• **Written instruction**
Below are the records. Gather each line that holds "screenshot".
###
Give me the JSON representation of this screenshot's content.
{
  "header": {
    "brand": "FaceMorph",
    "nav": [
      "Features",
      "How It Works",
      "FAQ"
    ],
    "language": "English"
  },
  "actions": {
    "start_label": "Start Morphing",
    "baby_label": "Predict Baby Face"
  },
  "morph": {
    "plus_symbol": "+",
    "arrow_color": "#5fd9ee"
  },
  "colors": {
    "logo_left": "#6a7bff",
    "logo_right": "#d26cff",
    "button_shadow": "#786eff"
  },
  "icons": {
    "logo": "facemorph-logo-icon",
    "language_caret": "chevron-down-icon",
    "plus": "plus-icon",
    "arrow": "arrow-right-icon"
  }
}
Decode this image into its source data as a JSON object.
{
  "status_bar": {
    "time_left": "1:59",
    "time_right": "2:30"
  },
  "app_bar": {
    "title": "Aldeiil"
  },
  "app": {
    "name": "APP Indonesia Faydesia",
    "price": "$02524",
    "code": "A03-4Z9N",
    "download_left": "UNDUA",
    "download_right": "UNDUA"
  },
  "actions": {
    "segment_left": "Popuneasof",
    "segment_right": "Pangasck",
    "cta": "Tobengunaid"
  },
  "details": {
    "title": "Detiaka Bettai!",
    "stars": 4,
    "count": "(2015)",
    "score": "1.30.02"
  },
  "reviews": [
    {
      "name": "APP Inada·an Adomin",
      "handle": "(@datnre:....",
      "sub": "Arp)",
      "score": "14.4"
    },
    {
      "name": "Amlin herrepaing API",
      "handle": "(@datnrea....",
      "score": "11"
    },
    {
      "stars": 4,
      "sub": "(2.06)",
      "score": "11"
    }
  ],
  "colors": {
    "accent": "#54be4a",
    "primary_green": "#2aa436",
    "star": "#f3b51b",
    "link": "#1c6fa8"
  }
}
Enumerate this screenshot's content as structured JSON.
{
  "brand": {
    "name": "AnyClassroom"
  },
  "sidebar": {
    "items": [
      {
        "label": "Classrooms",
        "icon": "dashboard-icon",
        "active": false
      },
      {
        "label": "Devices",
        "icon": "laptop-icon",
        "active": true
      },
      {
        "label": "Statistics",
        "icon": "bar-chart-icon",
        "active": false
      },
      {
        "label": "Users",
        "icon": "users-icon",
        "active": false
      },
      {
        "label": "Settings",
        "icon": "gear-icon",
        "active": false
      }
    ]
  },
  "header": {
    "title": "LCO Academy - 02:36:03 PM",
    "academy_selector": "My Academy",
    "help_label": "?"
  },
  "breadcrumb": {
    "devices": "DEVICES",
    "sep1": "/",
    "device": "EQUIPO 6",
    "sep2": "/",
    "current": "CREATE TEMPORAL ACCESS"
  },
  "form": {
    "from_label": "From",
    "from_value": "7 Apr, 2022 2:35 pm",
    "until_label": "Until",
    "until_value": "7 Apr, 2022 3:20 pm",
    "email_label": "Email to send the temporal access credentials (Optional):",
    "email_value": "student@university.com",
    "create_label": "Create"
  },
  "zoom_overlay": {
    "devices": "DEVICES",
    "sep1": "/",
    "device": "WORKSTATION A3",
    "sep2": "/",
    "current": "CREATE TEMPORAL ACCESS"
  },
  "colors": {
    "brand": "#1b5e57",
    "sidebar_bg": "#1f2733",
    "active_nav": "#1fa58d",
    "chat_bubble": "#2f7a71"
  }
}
###
• **Full response**
Give me the JSON representation of this screenshot's content.
Enumerate this screenshot's content as structured JSON.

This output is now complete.